>>>>

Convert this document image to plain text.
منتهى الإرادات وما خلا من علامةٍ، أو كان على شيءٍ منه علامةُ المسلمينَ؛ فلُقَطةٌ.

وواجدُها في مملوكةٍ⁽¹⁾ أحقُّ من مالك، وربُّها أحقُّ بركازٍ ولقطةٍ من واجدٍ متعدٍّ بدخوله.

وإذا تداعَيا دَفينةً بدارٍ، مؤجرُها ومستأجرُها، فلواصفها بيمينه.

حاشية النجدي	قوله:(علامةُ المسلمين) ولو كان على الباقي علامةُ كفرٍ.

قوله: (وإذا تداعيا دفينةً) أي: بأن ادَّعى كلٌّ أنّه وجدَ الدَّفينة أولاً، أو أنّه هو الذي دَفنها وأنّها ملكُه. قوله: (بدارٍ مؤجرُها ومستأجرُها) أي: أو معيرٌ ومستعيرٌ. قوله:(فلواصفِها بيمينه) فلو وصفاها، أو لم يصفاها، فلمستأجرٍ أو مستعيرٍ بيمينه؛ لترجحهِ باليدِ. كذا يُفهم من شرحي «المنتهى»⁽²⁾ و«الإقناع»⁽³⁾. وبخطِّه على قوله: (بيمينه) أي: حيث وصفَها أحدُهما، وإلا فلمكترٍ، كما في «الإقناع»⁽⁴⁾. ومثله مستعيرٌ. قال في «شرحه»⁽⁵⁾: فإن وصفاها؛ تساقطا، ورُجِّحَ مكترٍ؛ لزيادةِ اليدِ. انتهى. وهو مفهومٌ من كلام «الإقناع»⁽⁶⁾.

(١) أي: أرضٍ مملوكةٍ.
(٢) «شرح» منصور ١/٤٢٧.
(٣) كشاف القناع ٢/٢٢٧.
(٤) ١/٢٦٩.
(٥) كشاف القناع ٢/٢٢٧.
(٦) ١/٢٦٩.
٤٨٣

<<<<

> [WRITTEN REQUEST]: Scan the listing above and identify each line holding the string "علامة"; copy every such line.

> [RIGHT ANSWER]:
منتهى الإرادات وما خلا من علامةٍ، أو كان على شيءٍ منه علامةُ المسلمينَ؛ فلُقَطةٌ.
حاشية النجدي	قوله:(علامةُ المسلمين) ولو كان على الباقي علامةُ كفرٍ.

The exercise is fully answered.